§ WHAT TO DO: Please pull out every line that includes the string "осуществлении".

§ MATERIAL:

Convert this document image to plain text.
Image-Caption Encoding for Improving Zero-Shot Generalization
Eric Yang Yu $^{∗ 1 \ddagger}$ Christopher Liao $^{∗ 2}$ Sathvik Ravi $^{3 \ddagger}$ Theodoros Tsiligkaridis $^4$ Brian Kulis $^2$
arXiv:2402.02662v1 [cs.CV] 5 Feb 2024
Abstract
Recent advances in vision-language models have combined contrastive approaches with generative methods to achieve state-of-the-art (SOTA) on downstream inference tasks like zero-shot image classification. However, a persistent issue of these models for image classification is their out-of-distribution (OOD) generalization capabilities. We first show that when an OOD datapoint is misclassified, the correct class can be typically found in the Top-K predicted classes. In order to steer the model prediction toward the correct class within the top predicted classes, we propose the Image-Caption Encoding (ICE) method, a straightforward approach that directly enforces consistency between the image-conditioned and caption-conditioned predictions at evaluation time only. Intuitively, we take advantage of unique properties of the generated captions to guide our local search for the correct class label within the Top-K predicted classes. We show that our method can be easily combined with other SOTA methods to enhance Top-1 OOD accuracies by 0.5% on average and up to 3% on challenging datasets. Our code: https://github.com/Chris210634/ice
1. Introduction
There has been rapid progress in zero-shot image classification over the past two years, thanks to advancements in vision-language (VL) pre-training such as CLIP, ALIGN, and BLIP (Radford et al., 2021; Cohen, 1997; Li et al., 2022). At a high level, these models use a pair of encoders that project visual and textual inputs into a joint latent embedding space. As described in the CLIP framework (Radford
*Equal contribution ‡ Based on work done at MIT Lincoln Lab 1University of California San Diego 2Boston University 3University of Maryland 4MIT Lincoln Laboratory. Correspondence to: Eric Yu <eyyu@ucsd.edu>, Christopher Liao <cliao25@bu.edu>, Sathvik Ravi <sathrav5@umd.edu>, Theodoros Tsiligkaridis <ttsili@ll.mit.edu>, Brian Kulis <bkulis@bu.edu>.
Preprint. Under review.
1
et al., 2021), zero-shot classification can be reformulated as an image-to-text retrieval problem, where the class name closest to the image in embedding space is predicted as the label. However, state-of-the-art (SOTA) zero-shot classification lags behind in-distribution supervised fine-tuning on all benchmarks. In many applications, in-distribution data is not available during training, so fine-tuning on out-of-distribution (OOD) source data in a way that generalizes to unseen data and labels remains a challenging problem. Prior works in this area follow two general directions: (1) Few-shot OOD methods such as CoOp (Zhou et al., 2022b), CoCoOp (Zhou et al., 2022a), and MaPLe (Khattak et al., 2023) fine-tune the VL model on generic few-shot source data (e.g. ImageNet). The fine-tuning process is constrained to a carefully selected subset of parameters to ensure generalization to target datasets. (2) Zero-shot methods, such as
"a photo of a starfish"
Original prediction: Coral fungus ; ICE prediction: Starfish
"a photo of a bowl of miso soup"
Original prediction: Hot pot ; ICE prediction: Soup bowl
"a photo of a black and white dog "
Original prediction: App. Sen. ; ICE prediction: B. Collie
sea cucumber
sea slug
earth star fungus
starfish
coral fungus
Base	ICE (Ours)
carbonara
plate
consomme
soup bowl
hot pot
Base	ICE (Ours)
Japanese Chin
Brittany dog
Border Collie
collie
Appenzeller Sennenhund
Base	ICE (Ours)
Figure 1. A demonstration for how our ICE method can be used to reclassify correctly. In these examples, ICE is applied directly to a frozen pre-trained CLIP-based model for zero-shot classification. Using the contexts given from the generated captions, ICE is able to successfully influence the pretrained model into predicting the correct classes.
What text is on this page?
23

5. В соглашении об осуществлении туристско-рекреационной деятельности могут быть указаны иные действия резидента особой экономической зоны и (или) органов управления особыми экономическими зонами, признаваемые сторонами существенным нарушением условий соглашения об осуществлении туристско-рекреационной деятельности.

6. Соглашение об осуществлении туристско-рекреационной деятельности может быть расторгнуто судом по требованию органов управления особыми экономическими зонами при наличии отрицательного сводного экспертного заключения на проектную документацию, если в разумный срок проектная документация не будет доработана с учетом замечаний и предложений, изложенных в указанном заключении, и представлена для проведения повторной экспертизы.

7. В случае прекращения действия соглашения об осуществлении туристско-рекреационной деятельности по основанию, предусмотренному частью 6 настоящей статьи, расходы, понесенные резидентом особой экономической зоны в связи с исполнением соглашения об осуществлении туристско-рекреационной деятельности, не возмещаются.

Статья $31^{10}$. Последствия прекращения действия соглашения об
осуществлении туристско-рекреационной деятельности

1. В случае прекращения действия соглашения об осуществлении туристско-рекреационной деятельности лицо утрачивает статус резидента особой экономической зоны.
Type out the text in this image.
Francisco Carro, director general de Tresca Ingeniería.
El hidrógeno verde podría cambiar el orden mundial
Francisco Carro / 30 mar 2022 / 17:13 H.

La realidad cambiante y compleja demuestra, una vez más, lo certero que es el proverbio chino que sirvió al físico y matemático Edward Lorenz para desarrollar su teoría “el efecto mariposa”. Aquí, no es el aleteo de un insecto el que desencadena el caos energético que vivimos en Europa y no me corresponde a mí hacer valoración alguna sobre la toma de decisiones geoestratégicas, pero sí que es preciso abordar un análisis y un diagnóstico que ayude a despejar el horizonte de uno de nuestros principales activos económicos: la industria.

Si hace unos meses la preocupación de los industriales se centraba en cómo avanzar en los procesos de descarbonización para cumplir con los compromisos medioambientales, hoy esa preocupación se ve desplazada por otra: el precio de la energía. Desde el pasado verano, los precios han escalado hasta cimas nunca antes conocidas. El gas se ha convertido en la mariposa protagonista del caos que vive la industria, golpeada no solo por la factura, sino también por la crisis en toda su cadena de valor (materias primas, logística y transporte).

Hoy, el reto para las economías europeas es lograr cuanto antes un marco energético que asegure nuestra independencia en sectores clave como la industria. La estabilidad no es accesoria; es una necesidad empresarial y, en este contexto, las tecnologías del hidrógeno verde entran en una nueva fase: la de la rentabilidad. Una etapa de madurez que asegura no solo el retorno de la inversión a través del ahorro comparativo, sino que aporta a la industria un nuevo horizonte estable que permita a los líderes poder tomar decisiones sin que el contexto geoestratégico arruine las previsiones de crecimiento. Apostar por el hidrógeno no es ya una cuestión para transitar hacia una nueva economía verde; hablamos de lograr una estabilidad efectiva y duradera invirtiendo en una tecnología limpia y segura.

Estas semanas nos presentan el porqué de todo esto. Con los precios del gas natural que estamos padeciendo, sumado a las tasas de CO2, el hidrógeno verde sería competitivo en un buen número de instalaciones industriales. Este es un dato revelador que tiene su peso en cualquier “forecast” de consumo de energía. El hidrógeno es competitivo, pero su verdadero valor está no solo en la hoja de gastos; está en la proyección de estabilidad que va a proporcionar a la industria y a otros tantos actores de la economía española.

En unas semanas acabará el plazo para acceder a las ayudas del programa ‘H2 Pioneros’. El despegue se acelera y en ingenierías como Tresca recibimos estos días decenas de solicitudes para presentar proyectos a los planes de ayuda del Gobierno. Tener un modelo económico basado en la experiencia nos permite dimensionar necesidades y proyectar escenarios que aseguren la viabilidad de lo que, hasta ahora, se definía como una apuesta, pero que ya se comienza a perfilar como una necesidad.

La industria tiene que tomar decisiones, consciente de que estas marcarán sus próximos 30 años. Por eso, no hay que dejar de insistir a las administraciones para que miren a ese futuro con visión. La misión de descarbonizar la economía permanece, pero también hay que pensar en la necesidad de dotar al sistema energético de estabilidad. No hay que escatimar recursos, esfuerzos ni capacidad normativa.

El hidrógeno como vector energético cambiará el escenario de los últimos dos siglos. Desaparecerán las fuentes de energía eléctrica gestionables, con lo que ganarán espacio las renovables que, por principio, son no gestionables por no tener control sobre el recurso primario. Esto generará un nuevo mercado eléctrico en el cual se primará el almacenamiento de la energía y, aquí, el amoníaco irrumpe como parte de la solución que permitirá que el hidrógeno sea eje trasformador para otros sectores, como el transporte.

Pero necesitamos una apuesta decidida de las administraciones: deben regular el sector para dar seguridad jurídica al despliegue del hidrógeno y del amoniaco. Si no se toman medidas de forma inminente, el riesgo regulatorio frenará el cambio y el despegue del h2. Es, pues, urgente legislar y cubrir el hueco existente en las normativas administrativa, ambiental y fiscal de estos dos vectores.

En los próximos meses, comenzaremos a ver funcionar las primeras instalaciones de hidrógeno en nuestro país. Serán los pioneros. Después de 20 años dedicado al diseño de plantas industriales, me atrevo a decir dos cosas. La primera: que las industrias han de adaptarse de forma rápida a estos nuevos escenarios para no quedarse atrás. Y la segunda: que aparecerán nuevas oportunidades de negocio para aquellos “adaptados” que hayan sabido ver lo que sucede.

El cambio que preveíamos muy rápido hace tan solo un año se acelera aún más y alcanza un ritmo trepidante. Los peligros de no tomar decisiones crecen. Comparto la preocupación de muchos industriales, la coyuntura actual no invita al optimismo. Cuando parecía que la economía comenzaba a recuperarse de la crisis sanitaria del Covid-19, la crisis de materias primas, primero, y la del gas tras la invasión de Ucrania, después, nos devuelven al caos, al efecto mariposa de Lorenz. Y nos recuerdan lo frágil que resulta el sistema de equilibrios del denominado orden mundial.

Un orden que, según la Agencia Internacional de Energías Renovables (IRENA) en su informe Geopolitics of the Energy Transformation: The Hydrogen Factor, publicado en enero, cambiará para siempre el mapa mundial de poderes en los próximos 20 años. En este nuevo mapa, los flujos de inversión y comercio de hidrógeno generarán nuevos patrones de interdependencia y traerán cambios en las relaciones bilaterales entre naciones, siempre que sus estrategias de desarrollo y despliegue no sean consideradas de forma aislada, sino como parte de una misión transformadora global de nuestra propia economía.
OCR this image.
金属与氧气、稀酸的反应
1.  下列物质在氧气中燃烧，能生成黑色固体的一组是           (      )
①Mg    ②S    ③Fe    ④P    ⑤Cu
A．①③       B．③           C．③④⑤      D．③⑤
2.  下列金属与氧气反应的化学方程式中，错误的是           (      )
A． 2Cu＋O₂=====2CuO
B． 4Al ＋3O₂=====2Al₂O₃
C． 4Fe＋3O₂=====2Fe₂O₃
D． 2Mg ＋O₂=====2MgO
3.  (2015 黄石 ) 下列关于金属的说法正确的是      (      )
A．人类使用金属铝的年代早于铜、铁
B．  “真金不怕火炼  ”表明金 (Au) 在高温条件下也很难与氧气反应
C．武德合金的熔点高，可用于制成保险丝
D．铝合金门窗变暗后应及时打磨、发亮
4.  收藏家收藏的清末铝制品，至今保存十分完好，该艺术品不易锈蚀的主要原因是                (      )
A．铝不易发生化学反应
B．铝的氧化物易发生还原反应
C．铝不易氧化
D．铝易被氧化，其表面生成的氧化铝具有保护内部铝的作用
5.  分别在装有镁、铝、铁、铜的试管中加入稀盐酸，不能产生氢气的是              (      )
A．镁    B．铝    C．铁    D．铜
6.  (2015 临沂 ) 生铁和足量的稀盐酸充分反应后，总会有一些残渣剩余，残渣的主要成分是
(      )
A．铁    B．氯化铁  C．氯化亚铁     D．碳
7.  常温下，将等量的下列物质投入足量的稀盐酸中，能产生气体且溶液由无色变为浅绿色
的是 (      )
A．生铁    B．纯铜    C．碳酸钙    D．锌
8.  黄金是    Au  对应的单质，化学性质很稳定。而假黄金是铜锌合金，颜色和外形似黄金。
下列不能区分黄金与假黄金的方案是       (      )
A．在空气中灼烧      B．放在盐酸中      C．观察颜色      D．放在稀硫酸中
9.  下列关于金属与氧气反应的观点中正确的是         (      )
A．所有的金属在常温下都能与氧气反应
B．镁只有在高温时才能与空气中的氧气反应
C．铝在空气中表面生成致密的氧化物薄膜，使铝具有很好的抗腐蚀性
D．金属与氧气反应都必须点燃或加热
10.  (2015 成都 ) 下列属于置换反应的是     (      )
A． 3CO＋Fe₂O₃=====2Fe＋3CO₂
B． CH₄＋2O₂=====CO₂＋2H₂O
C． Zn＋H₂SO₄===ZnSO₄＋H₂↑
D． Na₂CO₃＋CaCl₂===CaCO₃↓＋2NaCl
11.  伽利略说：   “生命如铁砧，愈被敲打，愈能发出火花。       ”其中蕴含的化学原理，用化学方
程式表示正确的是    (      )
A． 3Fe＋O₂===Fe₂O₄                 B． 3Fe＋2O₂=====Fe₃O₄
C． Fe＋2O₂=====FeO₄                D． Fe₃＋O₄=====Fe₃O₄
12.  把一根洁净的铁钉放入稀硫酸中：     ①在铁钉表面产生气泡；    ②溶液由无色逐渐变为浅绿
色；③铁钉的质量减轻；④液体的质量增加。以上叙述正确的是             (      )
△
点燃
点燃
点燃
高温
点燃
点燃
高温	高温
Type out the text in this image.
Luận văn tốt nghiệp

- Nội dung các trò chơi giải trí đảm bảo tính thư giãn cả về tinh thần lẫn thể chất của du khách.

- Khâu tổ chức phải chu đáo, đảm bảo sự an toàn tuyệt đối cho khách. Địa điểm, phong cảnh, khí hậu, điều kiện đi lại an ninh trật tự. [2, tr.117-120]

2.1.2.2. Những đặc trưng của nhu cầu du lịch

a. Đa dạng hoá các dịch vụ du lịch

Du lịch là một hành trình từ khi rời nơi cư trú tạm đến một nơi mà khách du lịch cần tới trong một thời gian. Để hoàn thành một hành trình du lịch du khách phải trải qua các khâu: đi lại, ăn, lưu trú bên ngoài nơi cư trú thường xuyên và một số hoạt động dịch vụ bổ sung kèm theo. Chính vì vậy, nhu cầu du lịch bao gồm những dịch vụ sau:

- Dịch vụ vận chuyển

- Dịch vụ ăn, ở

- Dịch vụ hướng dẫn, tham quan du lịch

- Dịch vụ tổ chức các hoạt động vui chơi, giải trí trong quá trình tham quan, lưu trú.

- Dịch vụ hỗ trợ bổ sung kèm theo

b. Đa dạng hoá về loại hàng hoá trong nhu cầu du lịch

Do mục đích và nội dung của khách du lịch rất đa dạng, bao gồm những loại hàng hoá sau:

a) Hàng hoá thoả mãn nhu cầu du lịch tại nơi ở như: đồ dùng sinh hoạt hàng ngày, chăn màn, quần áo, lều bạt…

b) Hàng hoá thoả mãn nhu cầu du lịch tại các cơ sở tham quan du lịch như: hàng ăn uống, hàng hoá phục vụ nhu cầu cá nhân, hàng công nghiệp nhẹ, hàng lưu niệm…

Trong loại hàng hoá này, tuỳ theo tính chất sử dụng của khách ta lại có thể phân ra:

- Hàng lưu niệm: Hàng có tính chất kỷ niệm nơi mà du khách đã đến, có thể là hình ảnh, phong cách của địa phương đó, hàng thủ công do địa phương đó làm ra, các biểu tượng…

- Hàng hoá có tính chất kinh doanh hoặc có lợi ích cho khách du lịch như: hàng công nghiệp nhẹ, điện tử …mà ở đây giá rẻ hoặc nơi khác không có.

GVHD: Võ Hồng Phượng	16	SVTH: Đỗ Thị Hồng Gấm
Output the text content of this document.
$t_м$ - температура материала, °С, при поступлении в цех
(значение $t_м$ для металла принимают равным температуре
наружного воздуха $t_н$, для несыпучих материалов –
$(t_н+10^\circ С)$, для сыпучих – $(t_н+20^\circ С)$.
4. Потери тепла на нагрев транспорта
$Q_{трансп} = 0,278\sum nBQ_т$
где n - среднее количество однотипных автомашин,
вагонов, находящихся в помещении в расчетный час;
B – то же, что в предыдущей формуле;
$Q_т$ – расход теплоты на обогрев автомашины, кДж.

§ REPLY TO THE TASK:
5. В соглашении об осуществлении туристско-рекреационной деятельности могут быть указаны иные действия резидента особой экономической зоны и (или) органов управления особыми экономическими зонами, признаваемые сторонами существенным нарушением условий соглашения об осуществлении туристско-рекреационной деятельности.
6. Соглашение об осуществлении туристско-рекреационной деятельности может быть расторгнуто судом по требованию органов управления особыми экономическими зонами при наличии отрицательного сводного экспертного заключения на проектную документацию, если в разумный срок проектная документация не будет доработана с учетом замечаний и предложений, изложенных в указанном заключении, и представлена для проведения повторной экспертизы.
7. В случае прекращения действия соглашения об осуществлении туристско-рекреационной деятельности по основанию, предусмотренному частью 6 настоящей статьи, расходы, понесенные резидентом особой экономической зоны в связи с исполнением соглашения об осуществлении туристско-рекреационной деятельности, не возмещаются.
осуществлении туристско-рекреационной деятельности
1. В случае прекращения действия соглашения об осуществлении туристско-рекреационной деятельности лицо утрачивает статус резидента особой экономической зоны.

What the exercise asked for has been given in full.